§ **Task**
Please write the listing below out again exactly, leaving every picture behind.

§ **Input rows**

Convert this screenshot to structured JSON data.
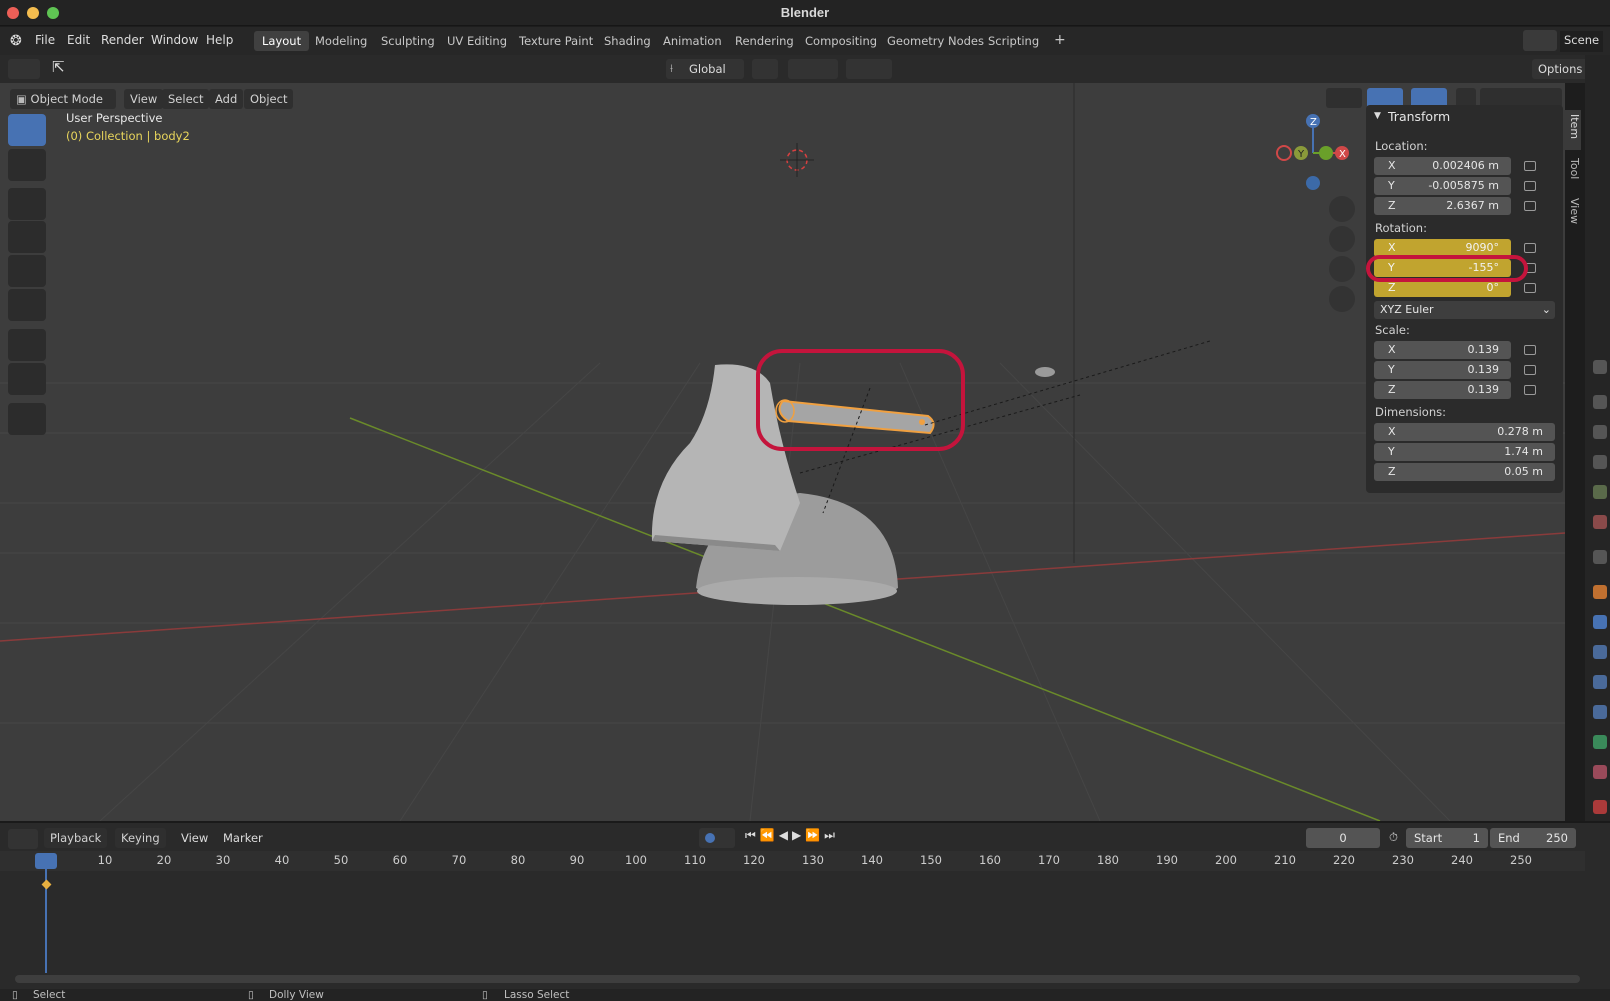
{
  "window": {
    "title": "Blender"
  },
  "menubar": {
    "menus": [
      "File",
      "Edit",
      "Render",
      "Window",
      "Help"
    ],
    "workspaces": [
      "Layout",
      "Modeling",
      "Sculpting",
      "UV Editing",
      "Texture Paint",
      "Shading",
      "Animation",
      "Rendering",
      "Compositing",
      "Geometry Nodes",
      "Scripting"
    ],
    "add_tab": "+",
    "scene": "Scene"
  },
  "tool_header": {
    "orientation": "Global",
    "options": "Options"
  },
  "viewport_header": {
    "mode": "Object Mode",
    "menus": [
      "View",
      "Select",
      "Add",
      "Object"
    ]
  },
  "viewport": {
    "perspective": "User Perspective",
    "collection": "(0) Collection | body2"
  },
  "gizmo": {
    "x": "X",
    "y": "Y",
    "z": "Z"
  },
  "npanel": {
    "tabs": [
      "Item",
      "Tool",
      "View"
    ],
    "section": "Transform",
    "location_label": "Location:",
    "location": [
      {
        "axis": "X",
        "value": "0.002406 m"
      },
      {
        "axis": "Y",
        "value": "-0.005875 m"
      },
      {
        "axis": "Z",
        "value": "2.6367 m"
      }
    ],
    "rotation_label": "Rotation:",
    "rotation": [
      {
        "axis": "X",
        "value": "9090°"
      },
      {
        "axis": "Y",
        "value": "-155°"
      },
      {
        "axis": "Z",
        "value": "0°"
      }
    ],
    "rotation_mode": "XYZ Euler",
    "scale_label": "Scale:",
    "scale": [
      {
        "axis": "X",
        "value": "0.139"
      },
      {
        "axis": "Y",
        "value": "0.139"
      },
      {
        "axis": "Z",
        "value": "0.139"
      }
    ],
    "dimensions_label": "Dimensions:",
    "dimensions": [
      {
        "axis": "X",
        "value": "0.278 m"
      },
      {
        "axis": "Y",
        "value": "1.74 m"
      },
      {
        "axis": "Z",
        "value": "0.05 m"
      }
    ]
  },
  "timeline": {
    "menus": [
      "Playback",
      "Keying",
      "View",
      "Marker"
    ],
    "current_frame": "0",
    "start_label": "Start",
    "start": "1",
    "end_label": "End",
    "end": "250",
    "ruler": [
      "0",
      "10",
      "20",
      "30",
      "40",
      "50",
      "60",
      "70",
      "80",
      "90",
      "100",
      "110",
      "120",
      "130",
      "140",
      "150",
      "160",
      "170",
      "180",
      "190",
      "200",
      "210",
      "220",
      "230",
      "240",
      "250"
    ]
  },
  "statusbar": {
    "select": "Select",
    "dolly": "Dolly View",
    "lasso": "Lasso Select"
  },
  "colors": {
    "selection_outline": "#f0a040",
    "highlight_annotation": "#c4143c",
    "animated_field": "#c1a42f",
    "active_blue": "#4772b3"
  }
}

§ **Full answer**
Convert this screenshot to structured JSON data.
{
  "window": {
    "title": "Blender"
  },
  "menubar": {
    "menus": [
      "File",
      "Edit",
      "Render",
      "Window",
      "Help"
    ],
    "workspaces": [
      "Layout",
      "Modeling",
      "Sculpting",
      "UV Editing",
      "Texture Paint",
      "Shading",
      "Animation",
      "Rendering",
      "Compositing",
      "Geometry Nodes",
      "Scripting"
    ],
    "add_tab": "+",
    "scene": "Scene"
  },
  "tool_header": {
    "orientation": "Global",
    "options": "Options"
  },
  "viewport_header": {
    "mode": "Object Mode",
    "menus": [
      "View",
      "Select",
      "Add",
      "Object"
    ]
  },
  "viewport": {
    "perspective": "User Perspective",
    "collection": "(0) Collection | body2"
  },
  "gizmo": {
    "x": "X",
    "y": "Y",
    "z": "Z"
  },
  "npanel": {
    "tabs": [
      "Item",
      "Tool",
      "View"
    ],
    "section": "Transform",
    "location_label": "Location:",
    "location": [
      {
        "axis": "X",
        "value": "0.002406 m"
      },
      {
        "axis": "Y",
        "value": "-0.005875 m"
      },
      {
        "axis": "Z",
        "value": "2.6367 m"
      }
    ],
    "rotation_label": "Rotation:",
    "rotation": [
      {
        "axis": "X",
        "value": "9090°"
      },
      {
        "axis": "Y",
        "value": "-155°"
      },
      {
        "axis": "Z",
        "value": "0°"
      }
    ],
    "rotation_mode": "XYZ Euler",
    "scale_label": "Scale:",
    "scale": [
      {
        "axis": "X",
        "value": "0.139"
      },
      {
        "axis": "Y",
        "value": "0.139"
      },
      {
        "axis": "Z",
        "value": "0.139"
      }
    ],
    "dimensions_label": "Dimensions:",
    "dimensions": [
      {
        "axis": "X",
        "value": "0.278 m"
      },
      {
        "axis": "Y",
        "value": "1.74 m"
      },
      {
        "axis": "Z",
        "value": "0.05 m"
      }
    ]
  },
  "timeline": {
    "menus": [
      "Playback",
      "Keying",
      "View",
      "Marker"
    ],
    "current_frame": "0",
    "start_label": "Start",
    "start": "1",
    "end_label": "End",
    "end": "250",
    "ruler": [
      "0",
      "10",
      "20",
      "30",
      "40",
      "50",
      "60",
      "70",
      "80",
      "90",
      "100",
      "110",
      "120",
      "130",
      "140",
      "150",
      "160",
      "170",
      "180",
      "190",
      "200",
      "210",
      "220",
      "230",
      "240",
      "250"
    ]
  },
  "statusbar": {
    "select": "Select",
    "dolly": "Dolly View",
    "lasso": "Lasso Select"
  },
  "colors": {
    "selection_outline": "#f0a040",
    "highlight_annotation": "#c4143c",
    "animated_field": "#c1a42f",
    "active_blue": "#4772b3"
  }
}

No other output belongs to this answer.